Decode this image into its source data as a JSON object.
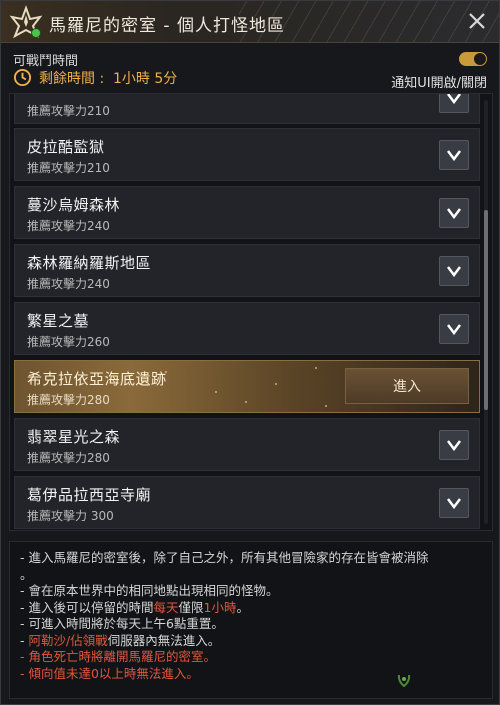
{
  "window": {
    "title": "馬羅尼的密室 - 個人打怪地區"
  },
  "status": {
    "available_label": "可戰鬥時間",
    "remaining_label": "剩餘時間 :",
    "remaining_value": "1小時 5分",
    "notify_label": "通知UI開啟/關閉",
    "notify_on": true
  },
  "dungeons": [
    {
      "name": "",
      "power": "推薦攻擊力210"
    },
    {
      "name": "皮拉酷監獄",
      "power": "推薦攻擊力210"
    },
    {
      "name": "蔓沙烏姆森林",
      "power": "推薦攻擊力240"
    },
    {
      "name": "森林羅納羅斯地區",
      "power": "推薦攻擊力240"
    },
    {
      "name": "繁星之墓",
      "power": "推薦攻擊力260"
    },
    {
      "name": "希克拉依亞海底遺跡",
      "power": "推薦攻擊力280",
      "action": "進入"
    },
    {
      "name": "翡翠星光之森",
      "power": "推薦攻擊力280"
    },
    {
      "name": "葛伊品拉西亞寺廟",
      "power": "推薦攻擊力 300"
    }
  ],
  "notes": {
    "n1": "- 進入馬羅尼的密室後，除了自己之外，所有其他冒險家的存在皆會被消除",
    "n1b": "。",
    "n2": "- 會在原本世界中的相同地點出現相同的怪物。",
    "n3a": "- 進入後可以停留的時間",
    "n3b": "每天",
    "n3c": "僅限",
    "n3d": "1小時",
    "n3e": "。",
    "n4": "- 可進入時間將於每天上午6點重置。",
    "n5a": "- ",
    "n5b": "阿勒沙/佔領戰",
    "n5c": "伺服器內無法進入。",
    "n6": "- 角色死亡時將離開馬羅尼的密室。",
    "n7": "- 傾向值未達0以上時無法進入。"
  },
  "colors": {
    "accent_gold": "#f0b04a",
    "warning_red": "#e0573e"
  }
}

Requirements:
Set out every line from the material that contains the string "power".

Expected answer:
      "power": "推薦攻擊力210"
      "power": "推薦攻擊力210"
      "power": "推薦攻擊力240"
      "power": "推薦攻擊力240"
      "power": "推薦攻擊力260"
      "power": "推薦攻擊力280",
      "power": "推薦攻擊力280"
      "power": "推薦攻擊力 300"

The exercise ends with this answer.